» The problem:
From the listing below, select every line where the word "name" appears.

[Given records start]

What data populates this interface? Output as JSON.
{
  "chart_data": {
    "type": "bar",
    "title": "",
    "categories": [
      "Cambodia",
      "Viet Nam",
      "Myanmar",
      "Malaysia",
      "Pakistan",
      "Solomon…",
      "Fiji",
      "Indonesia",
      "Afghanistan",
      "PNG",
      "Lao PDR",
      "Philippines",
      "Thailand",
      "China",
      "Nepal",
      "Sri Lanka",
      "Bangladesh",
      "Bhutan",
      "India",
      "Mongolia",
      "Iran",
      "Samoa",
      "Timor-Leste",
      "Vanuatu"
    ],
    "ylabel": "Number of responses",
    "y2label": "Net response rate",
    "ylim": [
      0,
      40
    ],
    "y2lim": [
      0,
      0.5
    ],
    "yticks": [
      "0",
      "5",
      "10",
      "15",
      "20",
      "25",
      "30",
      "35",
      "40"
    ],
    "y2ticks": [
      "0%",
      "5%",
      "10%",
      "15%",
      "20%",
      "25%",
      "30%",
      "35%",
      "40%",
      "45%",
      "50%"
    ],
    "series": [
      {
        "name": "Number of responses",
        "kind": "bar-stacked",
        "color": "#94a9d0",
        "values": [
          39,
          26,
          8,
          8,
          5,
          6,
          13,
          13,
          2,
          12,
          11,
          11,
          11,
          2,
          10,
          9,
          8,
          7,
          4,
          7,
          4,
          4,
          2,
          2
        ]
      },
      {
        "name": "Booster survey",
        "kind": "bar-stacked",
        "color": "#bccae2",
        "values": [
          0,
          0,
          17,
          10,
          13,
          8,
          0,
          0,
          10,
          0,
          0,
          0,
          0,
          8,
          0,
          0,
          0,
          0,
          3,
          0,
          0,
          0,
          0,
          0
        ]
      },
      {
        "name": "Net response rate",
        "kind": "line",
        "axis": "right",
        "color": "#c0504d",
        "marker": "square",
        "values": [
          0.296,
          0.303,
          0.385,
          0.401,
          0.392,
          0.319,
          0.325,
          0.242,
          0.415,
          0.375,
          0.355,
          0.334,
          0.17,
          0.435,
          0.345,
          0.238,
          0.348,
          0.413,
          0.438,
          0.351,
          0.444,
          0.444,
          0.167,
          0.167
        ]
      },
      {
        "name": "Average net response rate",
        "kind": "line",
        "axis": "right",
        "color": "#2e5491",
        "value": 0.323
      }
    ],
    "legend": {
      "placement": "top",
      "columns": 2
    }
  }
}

[Given records end]

» Finished task:
        "name": "Number of responses",
        "name": "Booster survey",
        "name": "Net response rate",
        "name": "Average net response rate",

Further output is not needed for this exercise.